[Saved entries]
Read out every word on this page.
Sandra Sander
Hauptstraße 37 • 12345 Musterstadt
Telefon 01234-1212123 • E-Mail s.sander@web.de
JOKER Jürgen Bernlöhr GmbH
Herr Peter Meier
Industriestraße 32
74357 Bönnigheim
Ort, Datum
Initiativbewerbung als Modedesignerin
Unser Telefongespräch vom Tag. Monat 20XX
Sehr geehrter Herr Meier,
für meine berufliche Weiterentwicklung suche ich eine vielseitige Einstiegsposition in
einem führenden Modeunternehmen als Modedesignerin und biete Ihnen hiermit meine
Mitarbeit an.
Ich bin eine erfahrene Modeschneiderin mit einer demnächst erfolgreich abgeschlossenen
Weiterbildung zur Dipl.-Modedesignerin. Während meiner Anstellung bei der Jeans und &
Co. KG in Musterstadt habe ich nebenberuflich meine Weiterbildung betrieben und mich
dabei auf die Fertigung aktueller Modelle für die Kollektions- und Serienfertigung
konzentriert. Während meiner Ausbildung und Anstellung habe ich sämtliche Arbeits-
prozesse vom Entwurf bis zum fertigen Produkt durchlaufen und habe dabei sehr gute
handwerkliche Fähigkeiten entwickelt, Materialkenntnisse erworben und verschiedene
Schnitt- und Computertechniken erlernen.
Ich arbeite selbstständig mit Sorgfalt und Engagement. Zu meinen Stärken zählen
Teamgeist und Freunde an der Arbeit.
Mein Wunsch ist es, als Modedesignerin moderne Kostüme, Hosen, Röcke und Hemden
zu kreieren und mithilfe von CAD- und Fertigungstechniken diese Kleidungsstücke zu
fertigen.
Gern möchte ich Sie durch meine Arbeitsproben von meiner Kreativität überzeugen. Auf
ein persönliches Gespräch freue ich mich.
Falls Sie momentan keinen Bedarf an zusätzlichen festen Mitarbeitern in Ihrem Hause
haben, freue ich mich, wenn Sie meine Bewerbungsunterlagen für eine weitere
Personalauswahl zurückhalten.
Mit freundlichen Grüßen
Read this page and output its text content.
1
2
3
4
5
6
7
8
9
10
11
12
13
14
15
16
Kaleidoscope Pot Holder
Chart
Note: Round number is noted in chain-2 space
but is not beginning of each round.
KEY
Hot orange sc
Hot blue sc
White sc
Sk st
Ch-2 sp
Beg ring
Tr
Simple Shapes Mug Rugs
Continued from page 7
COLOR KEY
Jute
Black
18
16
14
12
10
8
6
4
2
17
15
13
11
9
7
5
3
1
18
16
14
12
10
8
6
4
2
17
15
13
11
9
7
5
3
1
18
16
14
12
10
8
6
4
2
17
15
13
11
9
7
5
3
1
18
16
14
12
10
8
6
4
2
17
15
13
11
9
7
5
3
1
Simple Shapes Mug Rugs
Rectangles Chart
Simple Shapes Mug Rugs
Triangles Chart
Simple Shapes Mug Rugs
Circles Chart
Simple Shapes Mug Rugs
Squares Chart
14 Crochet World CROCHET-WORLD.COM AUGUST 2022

| The problem |
Find the word "Meier" in the data and copy out each line where it turns up.

| Completed task |
Herr Peter Meier
Sehr geehrter Herr Meier,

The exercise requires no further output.